- [Data]:
^^^^^^^^^^^^^^^^

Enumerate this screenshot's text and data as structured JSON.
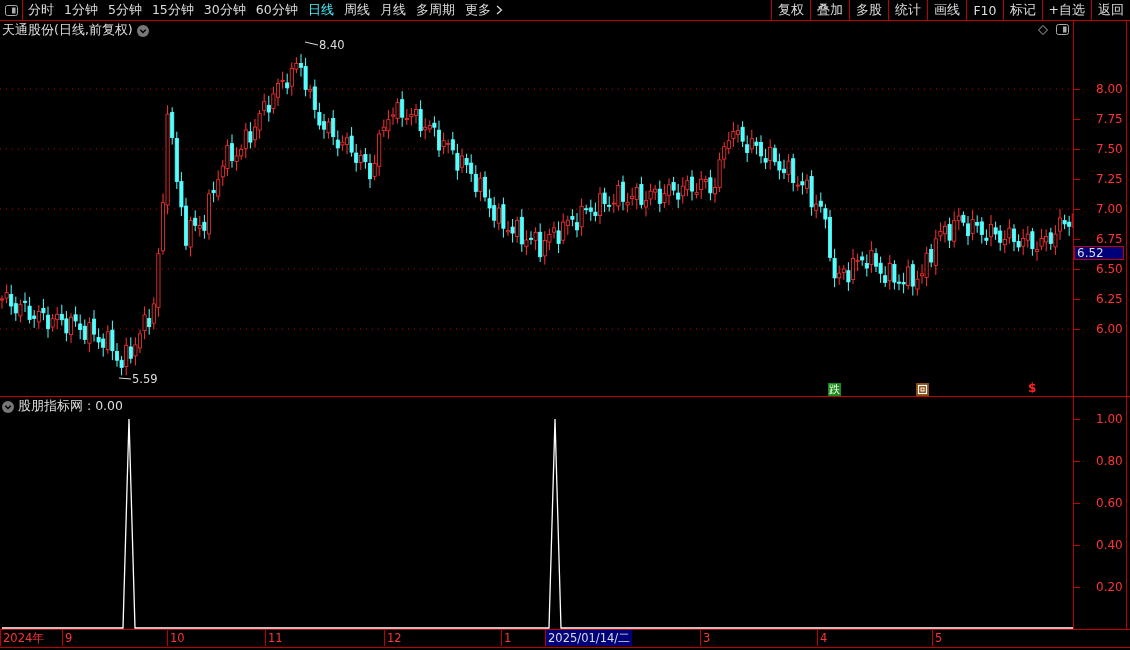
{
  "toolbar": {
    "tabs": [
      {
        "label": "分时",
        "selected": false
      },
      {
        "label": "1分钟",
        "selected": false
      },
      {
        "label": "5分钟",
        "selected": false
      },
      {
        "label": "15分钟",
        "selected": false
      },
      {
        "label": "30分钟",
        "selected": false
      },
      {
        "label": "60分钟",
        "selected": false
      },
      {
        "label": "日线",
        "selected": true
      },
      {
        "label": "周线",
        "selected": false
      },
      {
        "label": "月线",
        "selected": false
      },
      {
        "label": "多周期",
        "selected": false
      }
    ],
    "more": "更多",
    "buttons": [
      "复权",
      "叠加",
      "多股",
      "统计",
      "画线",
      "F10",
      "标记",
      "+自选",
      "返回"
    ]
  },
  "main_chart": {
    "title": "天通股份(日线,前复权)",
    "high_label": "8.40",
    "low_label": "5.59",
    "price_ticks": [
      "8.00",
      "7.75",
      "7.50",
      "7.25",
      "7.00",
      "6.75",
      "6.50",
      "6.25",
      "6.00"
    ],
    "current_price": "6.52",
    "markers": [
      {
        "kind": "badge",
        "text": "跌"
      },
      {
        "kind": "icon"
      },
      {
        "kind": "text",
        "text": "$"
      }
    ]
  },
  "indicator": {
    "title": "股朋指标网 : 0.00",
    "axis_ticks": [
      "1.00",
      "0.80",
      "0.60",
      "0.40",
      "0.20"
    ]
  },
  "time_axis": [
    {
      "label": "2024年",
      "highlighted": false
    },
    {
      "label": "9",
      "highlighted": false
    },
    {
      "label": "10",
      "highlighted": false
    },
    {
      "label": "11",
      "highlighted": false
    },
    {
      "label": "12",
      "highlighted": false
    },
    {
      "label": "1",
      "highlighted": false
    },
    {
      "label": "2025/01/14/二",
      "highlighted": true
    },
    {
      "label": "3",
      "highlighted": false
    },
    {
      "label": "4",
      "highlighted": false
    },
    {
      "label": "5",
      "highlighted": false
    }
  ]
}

^^^^^^^^^^^^^^^^

- [What you need to do]: Retype the listing exactly. Pictures do not belong in the copy.

- [Task result]:
Enumerate this screenshot's text and data as structured JSON.
{
  "toolbar": {
    "tabs": [
      {
        "label": "分时",
        "selected": false
      },
      {
        "label": "1分钟",
        "selected": false
      },
      {
        "label": "5分钟",
        "selected": false
      },
      {
        "label": "15分钟",
        "selected": false
      },
      {
        "label": "30分钟",
        "selected": false
      },
      {
        "label": "60分钟",
        "selected": false
      },
      {
        "label": "日线",
        "selected": true
      },
      {
        "label": "周线",
        "selected": false
      },
      {
        "label": "月线",
        "selected": false
      },
      {
        "label": "多周期",
        "selected": false
      }
    ],
    "more": "更多",
    "buttons": [
      "复权",
      "叠加",
      "多股",
      "统计",
      "画线",
      "F10",
      "标记",
      "+自选",
      "返回"
    ]
  },
  "main_chart": {
    "title": "天通股份(日线,前复权)",
    "high_label": "8.40",
    "low_label": "5.59",
    "price_ticks": [
      "8.00",
      "7.75",
      "7.50",
      "7.25",
      "7.00",
      "6.75",
      "6.50",
      "6.25",
      "6.00"
    ],
    "current_price": "6.52",
    "markers": [
      {
        "kind": "badge",
        "text": "跌"
      },
      {
        "kind": "icon"
      },
      {
        "kind": "text",
        "text": "$"
      }
    ]
  },
  "indicator": {
    "title": "股朋指标网 : 0.00",
    "axis_ticks": [
      "1.00",
      "0.80",
      "0.60",
      "0.40",
      "0.20"
    ]
  },
  "time_axis": [
    {
      "label": "2024年",
      "highlighted": false
    },
    {
      "label": "9",
      "highlighted": false
    },
    {
      "label": "10",
      "highlighted": false
    },
    {
      "label": "11",
      "highlighted": false
    },
    {
      "label": "12",
      "highlighted": false
    },
    {
      "label": "1",
      "highlighted": false
    },
    {
      "label": "2025/01/14/二",
      "highlighted": true
    },
    {
      "label": "3",
      "highlighted": false
    },
    {
      "label": "4",
      "highlighted": false
    },
    {
      "label": "5",
      "highlighted": false
    }
  ]
}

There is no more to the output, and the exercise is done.